> **TASK**
Print out every line, exactly as written.
■ ■ ■ ■ ■ ■ ■
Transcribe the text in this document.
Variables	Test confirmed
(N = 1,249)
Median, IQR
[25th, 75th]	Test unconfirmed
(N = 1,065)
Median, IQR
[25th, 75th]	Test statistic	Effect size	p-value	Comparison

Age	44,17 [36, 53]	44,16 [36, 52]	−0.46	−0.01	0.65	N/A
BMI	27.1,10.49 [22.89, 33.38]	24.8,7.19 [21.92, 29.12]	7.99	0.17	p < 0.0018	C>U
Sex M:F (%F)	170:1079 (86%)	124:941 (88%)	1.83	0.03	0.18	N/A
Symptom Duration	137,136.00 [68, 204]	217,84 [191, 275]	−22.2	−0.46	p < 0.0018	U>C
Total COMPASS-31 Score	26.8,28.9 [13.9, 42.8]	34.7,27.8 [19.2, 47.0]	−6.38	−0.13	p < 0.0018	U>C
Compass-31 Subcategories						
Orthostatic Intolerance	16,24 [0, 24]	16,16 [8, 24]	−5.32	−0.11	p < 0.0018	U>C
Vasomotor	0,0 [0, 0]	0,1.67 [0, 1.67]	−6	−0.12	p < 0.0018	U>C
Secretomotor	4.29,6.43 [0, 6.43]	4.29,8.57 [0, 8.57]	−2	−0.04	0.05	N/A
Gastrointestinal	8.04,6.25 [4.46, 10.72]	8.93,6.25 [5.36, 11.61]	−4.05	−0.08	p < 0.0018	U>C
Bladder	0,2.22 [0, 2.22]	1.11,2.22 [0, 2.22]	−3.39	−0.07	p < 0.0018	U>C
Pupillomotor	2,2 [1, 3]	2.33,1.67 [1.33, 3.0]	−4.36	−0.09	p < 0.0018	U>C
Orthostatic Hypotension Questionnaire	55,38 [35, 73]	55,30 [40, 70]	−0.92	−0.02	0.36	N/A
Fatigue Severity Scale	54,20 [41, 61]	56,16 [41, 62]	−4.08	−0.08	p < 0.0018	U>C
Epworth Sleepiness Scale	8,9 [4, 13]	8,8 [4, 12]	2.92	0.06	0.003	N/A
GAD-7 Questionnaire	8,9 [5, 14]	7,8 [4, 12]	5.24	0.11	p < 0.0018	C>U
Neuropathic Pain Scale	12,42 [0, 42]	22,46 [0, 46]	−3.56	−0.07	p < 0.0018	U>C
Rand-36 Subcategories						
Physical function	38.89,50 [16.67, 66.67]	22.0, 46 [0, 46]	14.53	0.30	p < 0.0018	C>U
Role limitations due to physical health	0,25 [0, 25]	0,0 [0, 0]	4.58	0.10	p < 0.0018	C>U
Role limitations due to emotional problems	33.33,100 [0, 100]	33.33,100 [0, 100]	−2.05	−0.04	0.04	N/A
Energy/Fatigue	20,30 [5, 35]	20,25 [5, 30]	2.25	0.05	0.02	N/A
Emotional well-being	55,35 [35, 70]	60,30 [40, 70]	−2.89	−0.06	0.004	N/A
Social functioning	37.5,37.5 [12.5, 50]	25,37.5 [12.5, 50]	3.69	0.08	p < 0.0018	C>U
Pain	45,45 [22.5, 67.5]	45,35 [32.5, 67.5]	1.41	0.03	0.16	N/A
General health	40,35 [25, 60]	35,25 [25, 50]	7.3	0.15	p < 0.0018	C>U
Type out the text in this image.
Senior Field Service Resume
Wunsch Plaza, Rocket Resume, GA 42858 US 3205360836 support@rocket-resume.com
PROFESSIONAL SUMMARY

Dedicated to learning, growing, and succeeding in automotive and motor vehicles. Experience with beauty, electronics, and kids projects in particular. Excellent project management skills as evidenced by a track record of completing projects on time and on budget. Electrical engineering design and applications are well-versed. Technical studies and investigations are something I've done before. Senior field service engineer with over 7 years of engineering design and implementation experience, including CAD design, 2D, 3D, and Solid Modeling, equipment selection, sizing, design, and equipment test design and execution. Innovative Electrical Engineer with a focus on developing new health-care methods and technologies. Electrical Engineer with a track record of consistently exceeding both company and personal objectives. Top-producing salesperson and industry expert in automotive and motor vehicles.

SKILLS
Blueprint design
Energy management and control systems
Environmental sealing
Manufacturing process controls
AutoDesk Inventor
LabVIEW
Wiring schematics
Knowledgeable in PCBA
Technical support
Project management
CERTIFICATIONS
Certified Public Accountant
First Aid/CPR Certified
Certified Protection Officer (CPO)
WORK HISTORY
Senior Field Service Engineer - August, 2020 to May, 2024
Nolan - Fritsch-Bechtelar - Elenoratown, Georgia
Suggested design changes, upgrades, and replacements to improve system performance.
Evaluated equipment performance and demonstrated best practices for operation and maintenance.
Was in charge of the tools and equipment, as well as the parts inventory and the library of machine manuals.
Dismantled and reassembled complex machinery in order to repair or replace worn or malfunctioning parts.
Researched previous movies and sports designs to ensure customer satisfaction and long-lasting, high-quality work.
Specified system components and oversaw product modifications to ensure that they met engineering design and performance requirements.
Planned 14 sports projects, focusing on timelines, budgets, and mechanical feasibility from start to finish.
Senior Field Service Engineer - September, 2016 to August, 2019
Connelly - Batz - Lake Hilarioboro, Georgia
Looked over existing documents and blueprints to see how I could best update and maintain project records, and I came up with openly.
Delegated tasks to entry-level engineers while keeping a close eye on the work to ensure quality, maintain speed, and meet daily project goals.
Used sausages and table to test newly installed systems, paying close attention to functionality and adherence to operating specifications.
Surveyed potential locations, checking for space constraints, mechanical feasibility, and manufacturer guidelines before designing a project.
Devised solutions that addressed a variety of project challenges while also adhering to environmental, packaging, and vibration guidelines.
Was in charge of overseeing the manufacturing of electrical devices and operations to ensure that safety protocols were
■ ■ ■ ■ ■ ■ ■
> **FULL ANSWER**
Transcribe the text in this document.
Variables	Test confirmed
(N = 1,249)
Median, IQR
[25th, 75th]	Test unconfirmed
(N = 1,065)
Median, IQR
[25th, 75th]	Test statistic	Effect size	p-value	Comparison

Age	44,17 [36, 53]	44,16 [36, 52]	−0.46	−0.01	0.65	N/A
BMI	27.1,10.49 [22.89, 33.38]	24.8,7.19 [21.92, 29.12]	7.99	0.17	p < 0.0018	C>U
Sex M:F (%F)	170:1079 (86%)	124:941 (88%)	1.83	0.03	0.18	N/A
Symptom Duration	137,136.00 [68, 204]	217,84 [191, 275]	−22.2	−0.46	p < 0.0018	U>C
Total COMPASS-31 Score	26.8,28.9 [13.9, 42.8]	34.7,27.8 [19.2, 47.0]	−6.38	−0.13	p < 0.0018	U>C
Compass-31 Subcategories						
Orthostatic Intolerance	16,24 [0, 24]	16,16 [8, 24]	−5.32	−0.11	p < 0.0018	U>C
Vasomotor	0,0 [0, 0]	0,1.67 [0, 1.67]	−6	−0.12	p < 0.0018	U>C
Secretomotor	4.29,6.43 [0, 6.43]	4.29,8.57 [0, 8.57]	−2	−0.04	0.05	N/A
Gastrointestinal	8.04,6.25 [4.46, 10.72]	8.93,6.25 [5.36, 11.61]	−4.05	−0.08	p < 0.0018	U>C
Bladder	0,2.22 [0, 2.22]	1.11,2.22 [0, 2.22]	−3.39	−0.07	p < 0.0018	U>C
Pupillomotor	2,2 [1, 3]	2.33,1.67 [1.33, 3.0]	−4.36	−0.09	p < 0.0018	U>C
Orthostatic Hypotension Questionnaire	55,38 [35, 73]	55,30 [40, 70]	−0.92	−0.02	0.36	N/A
Fatigue Severity Scale	54,20 [41, 61]	56,16 [41, 62]	−4.08	−0.08	p < 0.0018	U>C
Epworth Sleepiness Scale	8,9 [4, 13]	8,8 [4, 12]	2.92	0.06	0.003	N/A
GAD-7 Questionnaire	8,9 [5, 14]	7,8 [4, 12]	5.24	0.11	p < 0.0018	C>U
Neuropathic Pain Scale	12,42 [0, 42]	22,46 [0, 46]	−3.56	−0.07	p < 0.0018	U>C
Rand-36 Subcategories						
Physical function	38.89,50 [16.67, 66.67]	22.0, 46 [0, 46]	14.53	0.30	p < 0.0018	C>U
Role limitations due to physical health	0,25 [0, 25]	0,0 [0, 0]	4.58	0.10	p < 0.0018	C>U
Role limitations due to emotional problems	33.33,100 [0, 100]	33.33,100 [0, 100]	−2.05	−0.04	0.04	N/A
Energy/Fatigue	20,30 [5, 35]	20,25 [5, 30]	2.25	0.05	0.02	N/A
Emotional well-being	55,35 [35, 70]	60,30 [40, 70]	−2.89	−0.06	0.004	N/A
Social functioning	37.5,37.5 [12.5, 50]	25,37.5 [12.5, 50]	3.69	0.08	p < 0.0018	C>U
Pain	45,45 [22.5, 67.5]	45,35 [32.5, 67.5]	1.41	0.03	0.16	N/A
General health	40,35 [25, 60]	35,25 [25, 50]	7.3	0.15	p < 0.0018	C>U
Type out the text in this image.
Senior Field Service Resume
Wunsch Plaza, Rocket Resume, GA 42858 US 3205360836 support@rocket-resume.com
PROFESSIONAL SUMMARY

Dedicated to learning, growing, and succeeding in automotive and motor vehicles. Experience with beauty, electronics, and kids projects in particular. Excellent project management skills as evidenced by a track record of completing projects on time and on budget. Electrical engineering design and applications are well-versed. Technical studies and investigations are something I've done before. Senior field service engineer with over 7 years of engineering design and implementation experience, including CAD design, 2D, 3D, and Solid Modeling, equipment selection, sizing, design, and equipment test design and execution. Innovative Electrical Engineer with a focus on developing new health-care methods and technologies. Electrical Engineer with a track record of consistently exceeding both company and personal objectives. Top-producing salesperson and industry expert in automotive and motor vehicles.

SKILLS
Blueprint design
Energy management and control systems
Environmental sealing
Manufacturing process controls
AutoDesk Inventor
LabVIEW
Wiring schematics
Knowledgeable in PCBA
Technical support
Project management
CERTIFICATIONS
Certified Public Accountant
First Aid/CPR Certified
Certified Protection Officer (CPO)
WORK HISTORY
Senior Field Service Engineer - August, 2020 to May, 2024
Nolan - Fritsch-Bechtelar - Elenoratown, Georgia
Suggested design changes, upgrades, and replacements to improve system performance.
Evaluated equipment performance and demonstrated best practices for operation and maintenance.
Was in charge of the tools and equipment, as well as the parts inventory and the library of machine manuals.
Dismantled and reassembled complex machinery in order to repair or replace worn or malfunctioning parts.
Researched previous movies and sports designs to ensure customer satisfaction and long-lasting, high-quality work.
Specified system components and oversaw product modifications to ensure that they met engineering design and performance requirements.
Planned 14 sports projects, focusing on timelines, budgets, and mechanical feasibility from start to finish.
Senior Field Service Engineer - September, 2016 to August, 2019
Connelly - Batz - Lake Hilarioboro, Georgia
Looked over existing documents and blueprints to see how I could best update and maintain project records, and I came up with openly.
Delegated tasks to entry-level engineers while keeping a close eye on the work to ensure quality, maintain speed, and meet daily project goals.
Used sausages and table to test newly installed systems, paying close attention to functionality and adherence to operating specifications.
Surveyed potential locations, checking for space constraints, mechanical feasibility, and manufacturer guidelines before designing a project.
Devised solutions that addressed a variety of project challenges while also adhering to environmental, packaging, and vibration guidelines.
Was in charge of overseeing the manufacturing of electrical devices and operations to ensure that safety protocols were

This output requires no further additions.